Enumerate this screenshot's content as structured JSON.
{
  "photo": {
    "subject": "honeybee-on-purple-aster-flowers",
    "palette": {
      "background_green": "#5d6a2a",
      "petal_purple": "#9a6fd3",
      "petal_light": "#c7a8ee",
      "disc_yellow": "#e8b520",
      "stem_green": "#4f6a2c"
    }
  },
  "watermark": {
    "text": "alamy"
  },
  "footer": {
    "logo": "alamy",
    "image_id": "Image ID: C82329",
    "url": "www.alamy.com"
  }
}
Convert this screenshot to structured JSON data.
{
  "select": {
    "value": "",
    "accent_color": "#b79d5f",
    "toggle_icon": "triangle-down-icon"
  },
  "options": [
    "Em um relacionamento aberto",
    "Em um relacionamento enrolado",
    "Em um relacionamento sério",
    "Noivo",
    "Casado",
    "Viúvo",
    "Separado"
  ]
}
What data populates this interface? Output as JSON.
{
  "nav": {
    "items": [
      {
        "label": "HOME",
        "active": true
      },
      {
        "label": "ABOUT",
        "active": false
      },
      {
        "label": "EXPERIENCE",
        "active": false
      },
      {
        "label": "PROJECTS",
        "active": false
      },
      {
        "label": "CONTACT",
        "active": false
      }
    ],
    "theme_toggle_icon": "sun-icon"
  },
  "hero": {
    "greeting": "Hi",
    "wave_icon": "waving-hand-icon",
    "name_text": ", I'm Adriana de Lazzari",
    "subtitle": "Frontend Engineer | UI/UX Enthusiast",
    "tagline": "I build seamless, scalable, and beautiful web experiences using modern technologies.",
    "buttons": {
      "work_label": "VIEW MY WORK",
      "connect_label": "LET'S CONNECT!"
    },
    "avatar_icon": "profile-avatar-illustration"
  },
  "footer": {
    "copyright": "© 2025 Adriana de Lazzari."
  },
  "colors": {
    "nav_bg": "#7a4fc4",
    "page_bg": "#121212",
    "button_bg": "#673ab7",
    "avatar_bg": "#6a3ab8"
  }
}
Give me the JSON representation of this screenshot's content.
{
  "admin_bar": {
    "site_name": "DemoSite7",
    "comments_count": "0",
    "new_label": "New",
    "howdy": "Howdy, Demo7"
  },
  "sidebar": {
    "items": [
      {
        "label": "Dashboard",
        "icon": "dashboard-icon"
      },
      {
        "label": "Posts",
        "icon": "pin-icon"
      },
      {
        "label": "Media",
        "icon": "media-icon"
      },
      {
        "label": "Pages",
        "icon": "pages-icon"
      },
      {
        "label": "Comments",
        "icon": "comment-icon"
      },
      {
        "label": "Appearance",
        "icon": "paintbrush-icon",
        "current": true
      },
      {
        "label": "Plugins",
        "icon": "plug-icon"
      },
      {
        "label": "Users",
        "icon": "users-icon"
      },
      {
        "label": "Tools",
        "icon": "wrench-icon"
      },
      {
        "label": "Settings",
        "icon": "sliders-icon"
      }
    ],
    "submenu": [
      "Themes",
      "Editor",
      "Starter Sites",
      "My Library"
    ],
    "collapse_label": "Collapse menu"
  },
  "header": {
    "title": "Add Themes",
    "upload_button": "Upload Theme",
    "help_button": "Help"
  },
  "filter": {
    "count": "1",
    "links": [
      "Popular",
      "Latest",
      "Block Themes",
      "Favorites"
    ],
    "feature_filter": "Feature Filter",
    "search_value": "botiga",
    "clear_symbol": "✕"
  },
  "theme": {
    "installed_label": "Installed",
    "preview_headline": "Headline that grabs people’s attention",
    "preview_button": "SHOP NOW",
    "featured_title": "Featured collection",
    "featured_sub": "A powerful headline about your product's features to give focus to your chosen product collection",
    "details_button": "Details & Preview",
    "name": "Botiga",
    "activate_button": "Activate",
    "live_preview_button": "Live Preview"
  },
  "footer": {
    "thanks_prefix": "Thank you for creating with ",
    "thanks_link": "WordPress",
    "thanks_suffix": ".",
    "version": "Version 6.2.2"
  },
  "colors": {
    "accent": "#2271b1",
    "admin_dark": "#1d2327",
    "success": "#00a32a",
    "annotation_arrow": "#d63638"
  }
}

Set exercise →
Copy every line exactly. Leave nothing out.

Right answer →
Enumerate this screenshot's content as structured JSON.
{
  "photo": {
    "subject": "honeybee-on-purple-aster-flowers",
    "palette": {
      "background_green": "#5d6a2a",
      "petal_purple": "#9a6fd3",
      "petal_light": "#c7a8ee",
      "disc_yellow": "#e8b520",
      "stem_green": "#4f6a2c"
    }
  },
  "watermark": {
    "text": "alamy"
  },
  "footer": {
    "logo": "alamy",
    "image_id": "Image ID: C82329",
    "url": "www.alamy.com"
  }
}
Convert this screenshot to structured JSON data.
{
  "select": {
    "value": "",
    "accent_color": "#b79d5f",
    "toggle_icon": "triangle-down-icon"
  },
  "options": [
    "Em um relacionamento aberto",
    "Em um relacionamento enrolado",
    "Em um relacionamento sério",
    "Noivo",
    "Casado",
    "Viúvo",
    "Separado"
  ]
}
What data populates this interface? Output as JSON.
{
  "nav": {
    "items": [
      {
        "label": "HOME",
        "active": true
      },
      {
        "label": "ABOUT",
        "active": false
      },
      {
        "label": "EXPERIENCE",
        "active": false
      },
      {
        "label": "PROJECTS",
        "active": false
      },
      {
        "label": "CONTACT",
        "active": false
      }
    ],
    "theme_toggle_icon": "sun-icon"
  },
  "hero": {
    "greeting": "Hi",
    "wave_icon": "waving-hand-icon",
    "name_text": ", I'm Adriana de Lazzari",
    "subtitle": "Frontend Engineer | UI/UX Enthusiast",
    "tagline": "I build seamless, scalable, and beautiful web experiences using modern technologies.",
    "buttons": {
      "work_label": "VIEW MY WORK",
      "connect_label": "LET'S CONNECT!"
    },
    "avatar_icon": "profile-avatar-illustration"
  },
  "footer": {
    "copyright": "© 2025 Adriana de Lazzari."
  },
  "colors": {
    "nav_bg": "#7a4fc4",
    "page_bg": "#121212",
    "button_bg": "#673ab7",
    "avatar_bg": "#6a3ab8"
  }
}
Give me the JSON representation of this screenshot's content.
{
  "admin_bar": {
    "site_name": "DemoSite7",
    "comments_count": "0",
    "new_label": "New",
    "howdy": "Howdy, Demo7"
  },
  "sidebar": {
    "items": [
      {
        "label": "Dashboard",
        "icon": "dashboard-icon"
      },
      {
        "label": "Posts",
        "icon": "pin-icon"
      },
      {
        "label": "Media",
        "icon": "media-icon"
      },
      {
        "label": "Pages",
        "icon": "pages-icon"
      },
      {
        "label": "Comments",
        "icon": "comment-icon"
      },
      {
        "label": "Appearance",
        "icon": "paintbrush-icon",
        "current": true
      },
      {
        "label": "Plugins",
        "icon": "plug-icon"
      },
      {
        "label": "Users",
        "icon": "users-icon"
      },
      {
        "label": "Tools",
        "icon": "wrench-icon"
      },
      {
        "label": "Settings",
        "icon": "sliders-icon"
      }
    ],
    "submenu": [
      "Themes",
      "Editor",
      "Starter Sites",
      "My Library"
    ],
    "collapse_label": "Collapse menu"
  },
  "header": {
    "title": "Add Themes",
    "upload_button": "Upload Theme",
    "help_button": "Help"
  },
  "filter": {
    "count": "1",
    "links": [
      "Popular",
      "Latest",
      "Block Themes",
      "Favorites"
    ],
    "feature_filter": "Feature Filter",
    "search_value": "botiga",
    "clear_symbol": "✕"
  },
  "theme": {
    "installed_label": "Installed",
    "preview_headline": "Headline that grabs people’s attention",
    "preview_button": "SHOP NOW",
    "featured_title": "Featured collection",
    "featured_sub": "A powerful headline about your product's features to give focus to your chosen product collection",
    "details_button": "Details & Preview",
    "name": "Botiga",
    "activate_button": "Activate",
    "live_preview_button": "Live Preview"
  },
  "footer": {
    "thanks_prefix": "Thank you for creating with ",
    "thanks_link": "WordPress",
    "thanks_suffix": ".",
    "version": "Version 6.2.2"
  },
  "colors": {
    "accent": "#2271b1",
    "admin_dark": "#1d2327",
    "success": "#00a32a",
    "annotation_arrow": "#d63638"
  }
}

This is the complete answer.